> [Material for this task]
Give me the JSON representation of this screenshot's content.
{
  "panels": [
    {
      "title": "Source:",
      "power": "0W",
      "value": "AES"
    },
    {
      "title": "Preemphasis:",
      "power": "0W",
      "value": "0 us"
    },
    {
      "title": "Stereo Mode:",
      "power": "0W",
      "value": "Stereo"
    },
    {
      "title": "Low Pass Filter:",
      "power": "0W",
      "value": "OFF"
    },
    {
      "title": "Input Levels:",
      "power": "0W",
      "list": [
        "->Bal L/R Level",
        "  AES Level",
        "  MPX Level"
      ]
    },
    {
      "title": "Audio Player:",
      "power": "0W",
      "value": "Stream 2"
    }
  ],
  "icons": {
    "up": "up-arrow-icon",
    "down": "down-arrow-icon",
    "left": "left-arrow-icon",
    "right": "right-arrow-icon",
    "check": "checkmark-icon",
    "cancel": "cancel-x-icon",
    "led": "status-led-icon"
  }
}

> [Task] Going through the entries above line by line, work out how many lines include the word "value". Only the number is required.

> [Result of the exercise] 5